━━━━━ Material provided
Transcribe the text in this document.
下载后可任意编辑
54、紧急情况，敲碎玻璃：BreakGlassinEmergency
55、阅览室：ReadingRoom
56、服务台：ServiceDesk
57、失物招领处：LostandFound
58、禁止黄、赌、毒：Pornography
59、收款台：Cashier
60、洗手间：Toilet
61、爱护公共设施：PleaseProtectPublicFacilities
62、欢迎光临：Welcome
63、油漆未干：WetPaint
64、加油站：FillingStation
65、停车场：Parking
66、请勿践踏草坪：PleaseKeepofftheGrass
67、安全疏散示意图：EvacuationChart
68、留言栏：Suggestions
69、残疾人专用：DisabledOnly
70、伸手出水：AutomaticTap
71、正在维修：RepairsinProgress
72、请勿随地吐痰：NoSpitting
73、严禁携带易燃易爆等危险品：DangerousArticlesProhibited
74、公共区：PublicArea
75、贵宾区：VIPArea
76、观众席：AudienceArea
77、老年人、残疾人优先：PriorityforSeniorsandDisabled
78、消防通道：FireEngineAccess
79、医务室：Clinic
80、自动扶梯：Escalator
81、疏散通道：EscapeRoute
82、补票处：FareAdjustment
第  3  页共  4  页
━━━━━━━━━━
━━━━━ Material provided
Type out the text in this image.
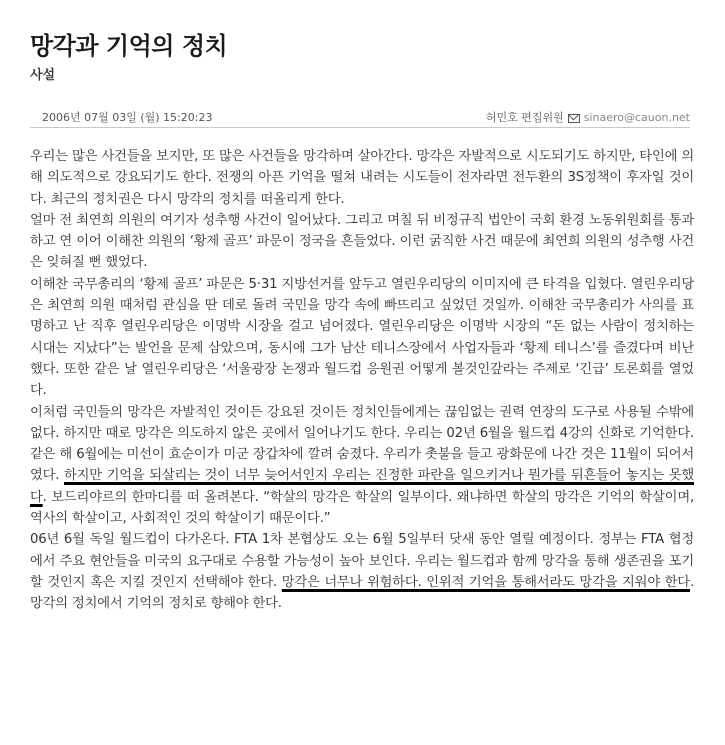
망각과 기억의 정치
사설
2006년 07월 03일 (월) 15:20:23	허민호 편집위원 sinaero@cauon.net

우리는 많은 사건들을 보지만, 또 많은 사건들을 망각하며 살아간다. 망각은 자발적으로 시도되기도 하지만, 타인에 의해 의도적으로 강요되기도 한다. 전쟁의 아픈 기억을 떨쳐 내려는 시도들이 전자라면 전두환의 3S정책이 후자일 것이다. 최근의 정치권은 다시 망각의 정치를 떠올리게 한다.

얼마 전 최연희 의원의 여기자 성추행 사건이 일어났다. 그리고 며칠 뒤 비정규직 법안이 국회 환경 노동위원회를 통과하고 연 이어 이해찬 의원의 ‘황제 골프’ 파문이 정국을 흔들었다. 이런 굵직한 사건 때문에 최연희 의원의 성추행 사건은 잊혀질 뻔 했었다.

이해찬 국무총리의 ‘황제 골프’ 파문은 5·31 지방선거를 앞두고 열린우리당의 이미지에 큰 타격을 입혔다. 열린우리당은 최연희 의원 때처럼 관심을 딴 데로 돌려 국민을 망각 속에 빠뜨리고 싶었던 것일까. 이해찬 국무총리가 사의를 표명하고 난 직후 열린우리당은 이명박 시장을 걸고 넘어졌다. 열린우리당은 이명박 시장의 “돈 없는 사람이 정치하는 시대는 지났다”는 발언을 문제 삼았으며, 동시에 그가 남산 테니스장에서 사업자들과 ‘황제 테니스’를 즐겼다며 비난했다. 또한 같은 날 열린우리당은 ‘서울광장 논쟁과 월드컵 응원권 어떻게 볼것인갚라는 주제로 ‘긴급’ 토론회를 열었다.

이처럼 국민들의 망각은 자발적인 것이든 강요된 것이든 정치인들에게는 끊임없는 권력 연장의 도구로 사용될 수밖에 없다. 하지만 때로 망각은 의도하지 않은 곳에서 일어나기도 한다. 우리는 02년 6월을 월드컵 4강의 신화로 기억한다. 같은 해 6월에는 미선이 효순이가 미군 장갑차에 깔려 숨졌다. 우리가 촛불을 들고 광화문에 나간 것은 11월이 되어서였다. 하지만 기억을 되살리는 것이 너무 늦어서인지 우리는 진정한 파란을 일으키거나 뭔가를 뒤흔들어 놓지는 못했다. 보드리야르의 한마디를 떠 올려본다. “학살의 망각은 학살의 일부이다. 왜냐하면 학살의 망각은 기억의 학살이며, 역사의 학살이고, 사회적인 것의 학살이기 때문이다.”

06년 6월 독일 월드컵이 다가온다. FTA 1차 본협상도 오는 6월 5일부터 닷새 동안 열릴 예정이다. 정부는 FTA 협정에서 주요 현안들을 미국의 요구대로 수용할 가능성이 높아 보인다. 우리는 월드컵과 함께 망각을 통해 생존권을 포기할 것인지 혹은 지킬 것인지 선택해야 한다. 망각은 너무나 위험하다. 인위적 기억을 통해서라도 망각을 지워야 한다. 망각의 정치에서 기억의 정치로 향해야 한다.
━━━━━━━━━━
◆ **To do**:
Only the count is needed: the number of lines in the data that include the word "this".

◆ **Written answer**:
2